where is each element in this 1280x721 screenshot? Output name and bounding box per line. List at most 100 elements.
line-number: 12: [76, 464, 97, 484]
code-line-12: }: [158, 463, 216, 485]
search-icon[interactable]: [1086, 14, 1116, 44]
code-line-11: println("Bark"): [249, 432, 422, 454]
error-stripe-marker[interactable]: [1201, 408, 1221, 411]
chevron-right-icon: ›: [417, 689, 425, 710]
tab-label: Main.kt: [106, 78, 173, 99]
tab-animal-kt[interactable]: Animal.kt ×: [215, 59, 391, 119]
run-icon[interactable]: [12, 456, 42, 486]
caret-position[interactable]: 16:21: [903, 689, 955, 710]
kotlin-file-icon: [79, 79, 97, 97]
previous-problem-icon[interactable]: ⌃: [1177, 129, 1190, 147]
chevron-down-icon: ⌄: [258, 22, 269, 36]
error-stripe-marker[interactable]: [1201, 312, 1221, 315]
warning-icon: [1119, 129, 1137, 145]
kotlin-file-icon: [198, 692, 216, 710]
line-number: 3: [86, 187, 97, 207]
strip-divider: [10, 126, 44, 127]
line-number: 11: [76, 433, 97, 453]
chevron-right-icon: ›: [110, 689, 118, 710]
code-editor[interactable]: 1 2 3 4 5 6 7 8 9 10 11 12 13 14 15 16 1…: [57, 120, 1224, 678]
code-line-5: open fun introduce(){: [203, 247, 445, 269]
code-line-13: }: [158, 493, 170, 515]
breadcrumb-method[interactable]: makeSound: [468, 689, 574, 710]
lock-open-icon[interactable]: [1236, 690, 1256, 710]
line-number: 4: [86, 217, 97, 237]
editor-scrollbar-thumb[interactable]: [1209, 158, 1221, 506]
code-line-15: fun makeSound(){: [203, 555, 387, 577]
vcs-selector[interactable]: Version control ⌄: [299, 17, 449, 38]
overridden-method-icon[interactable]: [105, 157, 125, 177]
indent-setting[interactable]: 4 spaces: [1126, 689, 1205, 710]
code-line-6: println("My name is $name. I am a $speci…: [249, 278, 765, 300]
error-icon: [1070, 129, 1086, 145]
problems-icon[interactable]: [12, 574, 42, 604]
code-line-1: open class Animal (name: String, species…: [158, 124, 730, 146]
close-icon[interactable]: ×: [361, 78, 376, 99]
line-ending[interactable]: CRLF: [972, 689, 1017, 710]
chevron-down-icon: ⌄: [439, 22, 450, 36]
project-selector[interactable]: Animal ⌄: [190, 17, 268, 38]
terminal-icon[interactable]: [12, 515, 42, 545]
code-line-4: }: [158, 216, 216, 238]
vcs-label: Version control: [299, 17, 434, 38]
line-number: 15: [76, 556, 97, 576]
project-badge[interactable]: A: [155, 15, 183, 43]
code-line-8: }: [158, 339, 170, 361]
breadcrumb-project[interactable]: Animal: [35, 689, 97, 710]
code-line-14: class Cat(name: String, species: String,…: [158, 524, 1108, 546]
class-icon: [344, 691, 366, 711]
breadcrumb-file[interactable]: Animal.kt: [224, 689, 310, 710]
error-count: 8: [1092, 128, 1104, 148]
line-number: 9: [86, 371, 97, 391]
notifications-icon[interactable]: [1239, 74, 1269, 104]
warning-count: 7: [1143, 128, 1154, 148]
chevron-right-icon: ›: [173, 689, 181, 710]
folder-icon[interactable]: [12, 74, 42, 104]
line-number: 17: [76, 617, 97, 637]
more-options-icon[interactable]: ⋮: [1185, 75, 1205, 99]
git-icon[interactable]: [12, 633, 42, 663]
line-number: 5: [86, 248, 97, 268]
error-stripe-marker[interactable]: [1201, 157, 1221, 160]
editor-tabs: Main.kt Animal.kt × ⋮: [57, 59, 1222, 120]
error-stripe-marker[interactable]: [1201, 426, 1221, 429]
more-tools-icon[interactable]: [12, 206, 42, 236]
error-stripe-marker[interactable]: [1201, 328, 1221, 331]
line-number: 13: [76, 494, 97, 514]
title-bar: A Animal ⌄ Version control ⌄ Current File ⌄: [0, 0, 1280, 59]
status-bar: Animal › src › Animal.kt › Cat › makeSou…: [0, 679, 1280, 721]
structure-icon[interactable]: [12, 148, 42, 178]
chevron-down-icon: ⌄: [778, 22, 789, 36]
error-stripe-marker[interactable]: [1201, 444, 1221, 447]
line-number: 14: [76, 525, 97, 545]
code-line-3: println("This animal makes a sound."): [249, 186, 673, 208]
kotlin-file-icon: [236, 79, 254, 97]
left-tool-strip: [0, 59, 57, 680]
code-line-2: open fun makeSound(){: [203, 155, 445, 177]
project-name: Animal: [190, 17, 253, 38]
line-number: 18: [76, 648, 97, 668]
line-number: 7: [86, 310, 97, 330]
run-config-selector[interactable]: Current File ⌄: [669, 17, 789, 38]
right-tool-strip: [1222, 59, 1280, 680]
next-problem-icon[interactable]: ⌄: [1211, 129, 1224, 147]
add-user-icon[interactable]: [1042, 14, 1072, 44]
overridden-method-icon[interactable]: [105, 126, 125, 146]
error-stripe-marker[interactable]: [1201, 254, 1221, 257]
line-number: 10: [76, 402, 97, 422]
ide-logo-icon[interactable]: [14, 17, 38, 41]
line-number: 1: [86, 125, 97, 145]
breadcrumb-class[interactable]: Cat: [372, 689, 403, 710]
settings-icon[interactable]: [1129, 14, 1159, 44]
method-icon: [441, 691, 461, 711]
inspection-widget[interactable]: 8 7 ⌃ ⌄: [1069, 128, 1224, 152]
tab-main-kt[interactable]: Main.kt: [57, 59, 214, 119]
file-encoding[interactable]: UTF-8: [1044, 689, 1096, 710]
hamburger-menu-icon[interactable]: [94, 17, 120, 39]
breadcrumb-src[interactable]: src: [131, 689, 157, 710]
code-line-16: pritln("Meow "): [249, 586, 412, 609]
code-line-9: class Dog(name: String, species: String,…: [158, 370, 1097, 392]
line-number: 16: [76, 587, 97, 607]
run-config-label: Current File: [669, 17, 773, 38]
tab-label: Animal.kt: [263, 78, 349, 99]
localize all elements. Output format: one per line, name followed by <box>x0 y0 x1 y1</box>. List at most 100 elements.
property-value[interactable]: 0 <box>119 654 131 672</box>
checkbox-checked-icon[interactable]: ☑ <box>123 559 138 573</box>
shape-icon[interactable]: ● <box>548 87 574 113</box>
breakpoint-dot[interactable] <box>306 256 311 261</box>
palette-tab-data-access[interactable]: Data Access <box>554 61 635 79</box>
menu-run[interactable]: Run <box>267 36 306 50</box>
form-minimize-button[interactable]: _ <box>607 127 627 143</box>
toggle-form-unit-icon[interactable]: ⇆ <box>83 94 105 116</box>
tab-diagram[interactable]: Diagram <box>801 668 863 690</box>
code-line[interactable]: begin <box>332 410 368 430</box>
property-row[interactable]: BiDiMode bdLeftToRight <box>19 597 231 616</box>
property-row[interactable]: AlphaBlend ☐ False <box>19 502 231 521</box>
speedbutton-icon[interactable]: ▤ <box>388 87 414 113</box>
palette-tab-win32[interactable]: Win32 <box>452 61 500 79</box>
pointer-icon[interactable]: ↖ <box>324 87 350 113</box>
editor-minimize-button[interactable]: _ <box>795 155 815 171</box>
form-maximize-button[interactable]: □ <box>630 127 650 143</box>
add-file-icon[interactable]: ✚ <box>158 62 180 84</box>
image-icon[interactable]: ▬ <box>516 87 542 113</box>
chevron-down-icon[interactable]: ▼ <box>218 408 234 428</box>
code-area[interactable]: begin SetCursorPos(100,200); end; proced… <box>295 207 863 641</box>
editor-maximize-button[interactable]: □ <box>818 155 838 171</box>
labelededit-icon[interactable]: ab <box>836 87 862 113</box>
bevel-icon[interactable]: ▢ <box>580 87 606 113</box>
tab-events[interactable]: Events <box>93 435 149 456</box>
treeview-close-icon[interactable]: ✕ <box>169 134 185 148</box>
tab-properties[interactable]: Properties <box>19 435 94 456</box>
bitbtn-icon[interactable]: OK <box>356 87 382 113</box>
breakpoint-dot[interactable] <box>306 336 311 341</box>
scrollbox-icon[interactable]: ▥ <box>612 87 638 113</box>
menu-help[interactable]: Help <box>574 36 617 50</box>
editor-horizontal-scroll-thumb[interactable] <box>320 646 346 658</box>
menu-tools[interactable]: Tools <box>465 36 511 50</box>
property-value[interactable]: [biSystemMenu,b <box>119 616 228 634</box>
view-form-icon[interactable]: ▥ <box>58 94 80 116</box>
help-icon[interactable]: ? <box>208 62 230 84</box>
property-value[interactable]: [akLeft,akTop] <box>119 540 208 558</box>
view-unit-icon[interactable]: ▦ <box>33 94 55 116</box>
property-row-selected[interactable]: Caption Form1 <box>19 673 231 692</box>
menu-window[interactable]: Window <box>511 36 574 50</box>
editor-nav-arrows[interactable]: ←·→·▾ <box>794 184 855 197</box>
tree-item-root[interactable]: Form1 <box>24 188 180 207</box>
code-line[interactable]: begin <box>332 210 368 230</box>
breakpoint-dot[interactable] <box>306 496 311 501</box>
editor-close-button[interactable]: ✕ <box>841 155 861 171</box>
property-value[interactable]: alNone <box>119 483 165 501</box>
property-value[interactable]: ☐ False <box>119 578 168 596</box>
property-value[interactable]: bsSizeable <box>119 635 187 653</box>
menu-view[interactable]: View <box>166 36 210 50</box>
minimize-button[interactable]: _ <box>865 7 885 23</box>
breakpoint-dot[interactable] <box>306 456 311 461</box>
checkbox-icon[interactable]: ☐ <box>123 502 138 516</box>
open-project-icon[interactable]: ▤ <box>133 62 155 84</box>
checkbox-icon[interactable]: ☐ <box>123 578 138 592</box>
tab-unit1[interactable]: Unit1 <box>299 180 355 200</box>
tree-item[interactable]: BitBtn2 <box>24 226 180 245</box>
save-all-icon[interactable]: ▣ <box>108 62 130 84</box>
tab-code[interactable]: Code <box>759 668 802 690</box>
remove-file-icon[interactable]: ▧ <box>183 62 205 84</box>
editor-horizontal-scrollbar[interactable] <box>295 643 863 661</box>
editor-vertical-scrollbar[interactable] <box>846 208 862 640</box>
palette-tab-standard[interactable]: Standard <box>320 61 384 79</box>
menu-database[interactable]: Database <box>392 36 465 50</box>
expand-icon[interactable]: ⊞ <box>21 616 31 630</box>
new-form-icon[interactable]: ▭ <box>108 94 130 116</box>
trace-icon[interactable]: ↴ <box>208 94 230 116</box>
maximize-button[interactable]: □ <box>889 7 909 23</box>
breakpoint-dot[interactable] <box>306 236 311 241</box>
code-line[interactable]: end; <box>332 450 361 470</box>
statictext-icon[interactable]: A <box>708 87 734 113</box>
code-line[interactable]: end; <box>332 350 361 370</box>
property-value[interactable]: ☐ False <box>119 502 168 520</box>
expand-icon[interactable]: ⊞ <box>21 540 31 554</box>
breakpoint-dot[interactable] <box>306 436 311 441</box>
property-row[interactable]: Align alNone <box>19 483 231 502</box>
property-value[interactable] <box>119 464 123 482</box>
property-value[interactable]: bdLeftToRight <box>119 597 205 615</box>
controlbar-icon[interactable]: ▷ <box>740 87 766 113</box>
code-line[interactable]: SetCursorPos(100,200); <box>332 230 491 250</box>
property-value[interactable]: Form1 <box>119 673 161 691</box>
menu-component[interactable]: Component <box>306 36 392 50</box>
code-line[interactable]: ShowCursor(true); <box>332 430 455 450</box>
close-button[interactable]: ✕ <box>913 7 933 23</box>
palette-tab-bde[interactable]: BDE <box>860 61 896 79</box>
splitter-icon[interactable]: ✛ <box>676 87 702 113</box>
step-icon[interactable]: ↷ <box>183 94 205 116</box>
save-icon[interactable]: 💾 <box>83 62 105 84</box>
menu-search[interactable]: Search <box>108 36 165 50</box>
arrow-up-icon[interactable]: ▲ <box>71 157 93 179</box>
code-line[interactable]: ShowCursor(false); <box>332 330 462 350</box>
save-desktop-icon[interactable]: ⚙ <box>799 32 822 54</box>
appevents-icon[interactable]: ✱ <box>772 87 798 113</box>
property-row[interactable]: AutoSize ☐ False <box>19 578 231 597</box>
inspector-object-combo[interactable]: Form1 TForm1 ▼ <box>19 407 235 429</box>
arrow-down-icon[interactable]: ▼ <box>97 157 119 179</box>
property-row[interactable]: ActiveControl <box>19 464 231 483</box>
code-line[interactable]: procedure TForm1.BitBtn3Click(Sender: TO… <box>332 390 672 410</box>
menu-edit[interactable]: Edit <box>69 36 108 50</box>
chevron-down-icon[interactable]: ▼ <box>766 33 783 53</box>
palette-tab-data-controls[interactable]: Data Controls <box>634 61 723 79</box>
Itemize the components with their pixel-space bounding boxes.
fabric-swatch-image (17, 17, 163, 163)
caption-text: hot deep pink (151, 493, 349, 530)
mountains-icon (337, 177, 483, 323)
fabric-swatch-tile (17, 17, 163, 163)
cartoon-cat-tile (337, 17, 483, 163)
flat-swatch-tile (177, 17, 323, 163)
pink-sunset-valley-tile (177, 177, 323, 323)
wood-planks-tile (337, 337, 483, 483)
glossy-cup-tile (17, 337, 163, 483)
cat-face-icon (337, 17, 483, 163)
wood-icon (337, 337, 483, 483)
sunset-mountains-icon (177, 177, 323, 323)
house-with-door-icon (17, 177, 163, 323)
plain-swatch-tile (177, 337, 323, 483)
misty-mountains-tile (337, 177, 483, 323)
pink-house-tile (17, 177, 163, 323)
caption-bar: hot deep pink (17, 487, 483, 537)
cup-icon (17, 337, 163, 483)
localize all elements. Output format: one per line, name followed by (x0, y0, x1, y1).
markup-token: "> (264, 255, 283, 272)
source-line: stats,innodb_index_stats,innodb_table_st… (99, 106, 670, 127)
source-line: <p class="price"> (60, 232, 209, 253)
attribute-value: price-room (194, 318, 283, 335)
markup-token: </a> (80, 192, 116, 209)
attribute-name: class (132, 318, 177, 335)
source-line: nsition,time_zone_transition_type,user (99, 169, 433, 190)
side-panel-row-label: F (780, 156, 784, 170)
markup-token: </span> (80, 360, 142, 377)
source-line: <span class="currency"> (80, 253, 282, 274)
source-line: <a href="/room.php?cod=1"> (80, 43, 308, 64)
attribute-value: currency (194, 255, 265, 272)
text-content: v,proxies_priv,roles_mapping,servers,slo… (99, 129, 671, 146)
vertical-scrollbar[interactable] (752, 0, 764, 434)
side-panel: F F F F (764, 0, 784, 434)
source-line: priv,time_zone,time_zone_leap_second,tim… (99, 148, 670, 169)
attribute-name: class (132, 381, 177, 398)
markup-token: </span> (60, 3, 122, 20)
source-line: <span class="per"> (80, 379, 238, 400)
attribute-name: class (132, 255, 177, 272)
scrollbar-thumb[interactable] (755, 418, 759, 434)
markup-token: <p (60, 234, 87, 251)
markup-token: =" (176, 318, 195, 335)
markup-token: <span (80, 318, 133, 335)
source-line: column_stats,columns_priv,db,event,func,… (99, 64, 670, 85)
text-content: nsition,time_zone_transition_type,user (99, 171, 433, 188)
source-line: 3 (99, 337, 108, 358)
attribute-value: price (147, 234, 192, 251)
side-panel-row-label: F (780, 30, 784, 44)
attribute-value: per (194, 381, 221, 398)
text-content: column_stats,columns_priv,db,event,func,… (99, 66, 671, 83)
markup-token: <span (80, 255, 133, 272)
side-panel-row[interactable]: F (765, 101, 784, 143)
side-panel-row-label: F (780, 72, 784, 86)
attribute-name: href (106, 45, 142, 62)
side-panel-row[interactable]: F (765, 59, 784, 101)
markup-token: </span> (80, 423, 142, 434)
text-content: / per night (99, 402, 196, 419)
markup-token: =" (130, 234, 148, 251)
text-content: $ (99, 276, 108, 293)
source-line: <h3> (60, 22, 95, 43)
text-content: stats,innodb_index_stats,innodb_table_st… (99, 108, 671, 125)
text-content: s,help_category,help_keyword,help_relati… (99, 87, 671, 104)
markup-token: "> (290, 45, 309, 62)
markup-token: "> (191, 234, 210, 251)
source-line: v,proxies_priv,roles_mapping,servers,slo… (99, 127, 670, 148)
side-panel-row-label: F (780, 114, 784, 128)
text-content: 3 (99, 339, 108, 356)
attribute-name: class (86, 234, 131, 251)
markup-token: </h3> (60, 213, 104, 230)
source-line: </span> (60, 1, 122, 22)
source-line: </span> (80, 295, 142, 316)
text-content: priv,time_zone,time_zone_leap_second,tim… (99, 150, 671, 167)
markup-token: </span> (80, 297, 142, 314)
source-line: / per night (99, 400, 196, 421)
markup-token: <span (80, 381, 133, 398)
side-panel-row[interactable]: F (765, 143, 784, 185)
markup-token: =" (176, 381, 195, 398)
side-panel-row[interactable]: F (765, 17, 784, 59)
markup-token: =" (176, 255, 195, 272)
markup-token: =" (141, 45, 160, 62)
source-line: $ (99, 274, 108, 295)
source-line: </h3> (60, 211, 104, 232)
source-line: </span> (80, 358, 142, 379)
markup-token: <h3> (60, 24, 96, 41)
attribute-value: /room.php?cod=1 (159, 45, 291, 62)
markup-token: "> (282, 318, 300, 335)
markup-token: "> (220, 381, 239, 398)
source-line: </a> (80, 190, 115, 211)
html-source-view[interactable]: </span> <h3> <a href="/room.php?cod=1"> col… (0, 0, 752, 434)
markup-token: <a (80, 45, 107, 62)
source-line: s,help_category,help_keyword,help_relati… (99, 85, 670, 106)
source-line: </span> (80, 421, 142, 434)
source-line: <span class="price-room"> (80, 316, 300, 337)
______
Rewrite the lines of the listing from its start through the line containing "error-stripe-marker[interactable]: [1201, 408, 1221, 411]", inclusive, as a numbered list with no blank lines.

**RESULT BELOW**.
1. where is each element in this 1280x721 screenshot? Output name and bounding box per line. List at most 100 elements.
2. line-number: 12: [76, 464, 97, 484]
3. code-line-12: }: [158, 463, 216, 485]
4. search-icon[interactable]: [1086, 14, 1116, 44]
5. code-line-11: println("Bark"): [249, 432, 422, 454]
6. error-stripe-marker[interactable]: [1201, 408, 1221, 411]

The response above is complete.